Request - Copy each of the records below word for word, keeping every line as it is.

*** Records to use

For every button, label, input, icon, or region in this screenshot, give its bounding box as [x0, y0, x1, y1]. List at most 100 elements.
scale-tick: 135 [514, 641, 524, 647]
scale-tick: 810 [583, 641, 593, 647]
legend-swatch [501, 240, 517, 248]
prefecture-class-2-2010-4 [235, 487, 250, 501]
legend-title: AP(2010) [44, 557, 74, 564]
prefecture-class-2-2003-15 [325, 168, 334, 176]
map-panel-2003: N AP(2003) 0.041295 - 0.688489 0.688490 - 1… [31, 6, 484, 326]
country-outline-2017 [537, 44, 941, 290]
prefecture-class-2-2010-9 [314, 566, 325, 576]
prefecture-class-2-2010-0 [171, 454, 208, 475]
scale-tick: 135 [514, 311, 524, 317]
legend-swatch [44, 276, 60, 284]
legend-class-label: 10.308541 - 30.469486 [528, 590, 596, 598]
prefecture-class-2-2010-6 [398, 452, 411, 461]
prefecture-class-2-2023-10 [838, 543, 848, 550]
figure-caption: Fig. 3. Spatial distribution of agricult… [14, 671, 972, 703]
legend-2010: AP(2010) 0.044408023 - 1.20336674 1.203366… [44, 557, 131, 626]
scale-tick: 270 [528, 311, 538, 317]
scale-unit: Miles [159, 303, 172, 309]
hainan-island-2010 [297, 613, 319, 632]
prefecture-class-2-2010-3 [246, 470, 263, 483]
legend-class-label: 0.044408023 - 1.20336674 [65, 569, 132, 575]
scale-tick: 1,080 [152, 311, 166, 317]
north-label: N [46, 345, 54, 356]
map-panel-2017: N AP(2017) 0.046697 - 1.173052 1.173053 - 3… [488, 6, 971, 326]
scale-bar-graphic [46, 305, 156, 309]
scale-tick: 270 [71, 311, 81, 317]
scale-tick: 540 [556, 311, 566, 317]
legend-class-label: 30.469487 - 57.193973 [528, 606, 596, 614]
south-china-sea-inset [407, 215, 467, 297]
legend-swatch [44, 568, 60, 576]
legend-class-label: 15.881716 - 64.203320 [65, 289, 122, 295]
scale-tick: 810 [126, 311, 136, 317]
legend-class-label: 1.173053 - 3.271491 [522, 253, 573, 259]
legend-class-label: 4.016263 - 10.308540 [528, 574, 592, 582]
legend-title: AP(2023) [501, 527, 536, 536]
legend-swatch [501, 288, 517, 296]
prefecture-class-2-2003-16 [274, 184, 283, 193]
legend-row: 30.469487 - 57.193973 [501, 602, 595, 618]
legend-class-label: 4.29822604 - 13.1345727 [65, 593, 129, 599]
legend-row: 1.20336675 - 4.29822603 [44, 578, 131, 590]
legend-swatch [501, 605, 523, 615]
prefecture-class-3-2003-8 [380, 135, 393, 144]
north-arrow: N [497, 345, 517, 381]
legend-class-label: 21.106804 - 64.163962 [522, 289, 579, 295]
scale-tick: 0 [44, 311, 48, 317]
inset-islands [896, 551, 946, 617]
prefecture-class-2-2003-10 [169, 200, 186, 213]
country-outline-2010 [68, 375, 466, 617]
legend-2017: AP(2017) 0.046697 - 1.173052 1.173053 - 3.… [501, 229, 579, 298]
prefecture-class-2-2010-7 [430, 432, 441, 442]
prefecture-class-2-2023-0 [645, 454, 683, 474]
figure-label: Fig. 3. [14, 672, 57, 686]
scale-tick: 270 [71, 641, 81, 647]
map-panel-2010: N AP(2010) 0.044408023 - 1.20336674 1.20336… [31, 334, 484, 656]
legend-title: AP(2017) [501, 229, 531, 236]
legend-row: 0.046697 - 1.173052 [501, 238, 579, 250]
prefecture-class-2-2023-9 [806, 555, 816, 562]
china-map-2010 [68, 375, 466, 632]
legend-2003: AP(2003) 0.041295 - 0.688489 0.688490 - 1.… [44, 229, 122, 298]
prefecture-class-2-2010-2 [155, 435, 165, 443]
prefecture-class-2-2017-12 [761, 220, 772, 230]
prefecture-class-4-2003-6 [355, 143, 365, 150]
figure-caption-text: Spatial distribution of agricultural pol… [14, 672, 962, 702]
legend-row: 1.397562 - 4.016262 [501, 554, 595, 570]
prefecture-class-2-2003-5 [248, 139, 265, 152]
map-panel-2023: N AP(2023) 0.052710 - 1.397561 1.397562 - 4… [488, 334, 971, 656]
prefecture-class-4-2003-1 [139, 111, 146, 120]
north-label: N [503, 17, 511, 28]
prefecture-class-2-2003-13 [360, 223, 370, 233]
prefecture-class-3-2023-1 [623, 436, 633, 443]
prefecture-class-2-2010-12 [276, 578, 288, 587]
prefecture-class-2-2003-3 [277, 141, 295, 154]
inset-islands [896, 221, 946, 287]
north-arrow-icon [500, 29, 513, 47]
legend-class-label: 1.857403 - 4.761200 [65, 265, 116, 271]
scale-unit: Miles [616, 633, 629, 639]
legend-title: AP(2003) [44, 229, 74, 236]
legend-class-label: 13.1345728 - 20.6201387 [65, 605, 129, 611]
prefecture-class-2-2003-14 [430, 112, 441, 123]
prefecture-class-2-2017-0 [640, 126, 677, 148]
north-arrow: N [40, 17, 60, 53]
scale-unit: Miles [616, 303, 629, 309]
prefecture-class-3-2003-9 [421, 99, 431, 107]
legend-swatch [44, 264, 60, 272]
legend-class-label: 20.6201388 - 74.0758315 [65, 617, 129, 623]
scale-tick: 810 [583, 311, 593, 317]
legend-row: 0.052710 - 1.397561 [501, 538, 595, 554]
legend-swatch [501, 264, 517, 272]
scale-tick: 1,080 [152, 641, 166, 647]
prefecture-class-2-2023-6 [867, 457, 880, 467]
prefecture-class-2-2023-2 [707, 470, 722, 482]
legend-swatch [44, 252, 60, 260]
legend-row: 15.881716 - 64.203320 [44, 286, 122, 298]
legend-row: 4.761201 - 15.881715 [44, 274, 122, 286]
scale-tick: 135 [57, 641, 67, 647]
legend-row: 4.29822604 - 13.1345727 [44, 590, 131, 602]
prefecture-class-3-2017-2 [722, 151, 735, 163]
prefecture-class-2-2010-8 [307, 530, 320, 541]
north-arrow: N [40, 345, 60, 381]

******

Task result -
For every button, label, input, icon, or region in this screenshot, give its bounding box as [x0, y0, x1, y1]. List at most 100 elements.
scale-tick: 135 [514, 641, 524, 647]
scale-tick: 810 [583, 641, 593, 647]
legend-swatch [501, 240, 517, 248]
prefecture-class-2-2010-4 [235, 487, 250, 501]
legend-title: AP(2010) [44, 557, 74, 564]
prefecture-class-2-2003-15 [325, 168, 334, 176]
map-panel-2003: N AP(2003) 0.041295 - 0.688489 0.688490 - 1… [31, 6, 484, 326]
country-outline-2017 [537, 44, 941, 290]
prefecture-class-2-2010-9 [314, 566, 325, 576]
prefecture-class-2-2010-0 [171, 454, 208, 475]
scale-tick: 135 [514, 311, 524, 317]
legend-swatch [44, 276, 60, 284]
legend-class-label: 10.308541 - 30.469486 [528, 590, 596, 598]
prefecture-class-2-2010-6 [398, 452, 411, 461]
prefecture-class-2-2023-10 [838, 543, 848, 550]
figure-caption: Fig. 3. Spatial distribution of agricult… [14, 671, 972, 703]
legend-2010: AP(2010) 0.044408023 - 1.20336674 1.203366… [44, 557, 131, 626]
scale-tick: 270 [528, 311, 538, 317]
scale-unit: Miles [159, 303, 172, 309]
hainan-island-2010 [297, 613, 319, 632]
prefecture-class-2-2010-3 [246, 470, 263, 483]
legend-class-label: 0.044408023 - 1.20336674 [65, 569, 132, 575]
scale-tick: 1,080 [152, 311, 166, 317]
north-label: N [46, 345, 54, 356]
map-panel-2017: N AP(2017) 0.046697 - 1.173052 1.173053 - 3… [488, 6, 971, 326]
scale-bar-graphic [46, 305, 156, 309]
scale-tick: 270 [71, 311, 81, 317]
scale-tick: 540 [556, 311, 566, 317]
legend-class-label: 30.469487 - 57.193973 [528, 606, 596, 614]
south-china-sea-inset [407, 215, 467, 297]
legend-swatch [44, 568, 60, 576]
legend-class-label: 15.881716 - 64.203320 [65, 289, 122, 295]
scale-tick: 810 [126, 311, 136, 317]
legend-class-label: 1.173053 - 3.271491 [522, 253, 573, 259]
legend-class-label: 4.016263 - 10.308540 [528, 574, 592, 582]
legend-title: AP(2023) [501, 527, 536, 536]
legend-swatch [501, 288, 517, 296]
prefecture-class-2-2003-16 [274, 184, 283, 193]
legend-row: 30.469487 - 57.193973 [501, 602, 595, 618]
legend-class-label: 4.29822604 - 13.1345727 [65, 593, 129, 599]
legend-row: 1.20336675 - 4.29822603 [44, 578, 131, 590]
legend-swatch [501, 605, 523, 615]
prefecture-class-3-2003-8 [380, 135, 393, 144]
north-arrow: N [497, 345, 517, 381]
legend-class-label: 21.106804 - 64.163962 [522, 289, 579, 295]
scale-tick: 0 [44, 311, 48, 317]
inset-islands [896, 551, 946, 617]
prefecture-class-2-2003-10 [169, 200, 186, 213]
country-outline-2010 [68, 375, 466, 617]
legend-2017: AP(2017) 0.046697 - 1.173052 1.173053 - 3.… [501, 229, 579, 298]
prefecture-class-2-2010-7 [430, 432, 441, 442]
prefecture-class-2-2023-0 [645, 454, 683, 474]
figure-label: Fig. 3. [14, 672, 57, 686]
scale-tick: 270 [71, 641, 81, 647]
map-panel-2010: N AP(2010) 0.044408023 - 1.20336674 1.20336… [31, 334, 484, 656]
legend-title: AP(2017) [501, 229, 531, 236]
legend-row: 0.046697 - 1.173052 [501, 238, 579, 250]
prefecture-class-2-2023-9 [806, 555, 816, 562]
china-map-2010 [68, 375, 466, 632]
legend-2003: AP(2003) 0.041295 - 0.688489 0.688490 - 1.… [44, 229, 122, 298]
prefecture-class-2-2010-2 [155, 435, 165, 443]
prefecture-class-2-2017-12 [761, 220, 772, 230]
prefecture-class-4-2003-6 [355, 143, 365, 150]
figure-caption-text: Spatial distribution of agricultural pol… [14, 672, 962, 702]
legend-row: 1.397562 - 4.016262 [501, 554, 595, 570]
prefecture-class-2-2003-5 [248, 139, 265, 152]
map-panel-2023: N AP(2023) 0.052710 - 1.397561 1.397562 - 4… [488, 334, 971, 656]
prefecture-class-4-2003-1 [139, 111, 146, 120]
north-label: N [503, 17, 511, 28]
prefecture-class-2-2003-13 [360, 223, 370, 233]
prefecture-class-3-2023-1 [623, 436, 633, 443]
prefecture-class-2-2010-12 [276, 578, 288, 587]
prefecture-class-2-2003-3 [277, 141, 295, 154]
inset-islands [896, 221, 946, 287]
north-arrow-icon [500, 29, 513, 47]
legend-class-label: 1.857403 - 4.761200 [65, 265, 116, 271]
scale-unit: Miles [616, 633, 629, 639]
legend-title: AP(2003) [44, 229, 74, 236]
legend-class-label: 13.1345728 - 20.6201387 [65, 605, 129, 611]
prefecture-class-2-2003-14 [430, 112, 441, 123]
prefecture-class-2-2017-0 [640, 126, 677, 148]
north-arrow: N [40, 17, 60, 53]
scale-unit: Miles [616, 303, 629, 309]
prefecture-class-3-2003-9 [421, 99, 431, 107]
legend-swatch [44, 264, 60, 272]
legend-class-label: 20.6201388 - 74.0758315 [65, 617, 129, 623]
scale-tick: 810 [583, 311, 593, 317]
legend-row: 0.052710 - 1.397561 [501, 538, 595, 554]
legend-swatch [501, 264, 517, 272]
scale-tick: 1,080 [152, 641, 166, 647]
prefecture-class-2-2023-6 [867, 457, 880, 467]
prefecture-class-2-2023-2 [707, 470, 722, 482]
legend-swatch [44, 252, 60, 260]
legend-row: 15.881716 - 64.203320 [44, 286, 122, 298]
legend-row: 4.761201 - 15.881715 [44, 274, 122, 286]
scale-tick: 135 [57, 641, 67, 647]
legend-row: 4.29822604 - 13.1345727 [44, 590, 131, 602]
prefecture-class-3-2017-2 [722, 151, 735, 163]
prefecture-class-2-2010-8 [307, 530, 320, 541]
north-arrow: N [40, 345, 60, 381]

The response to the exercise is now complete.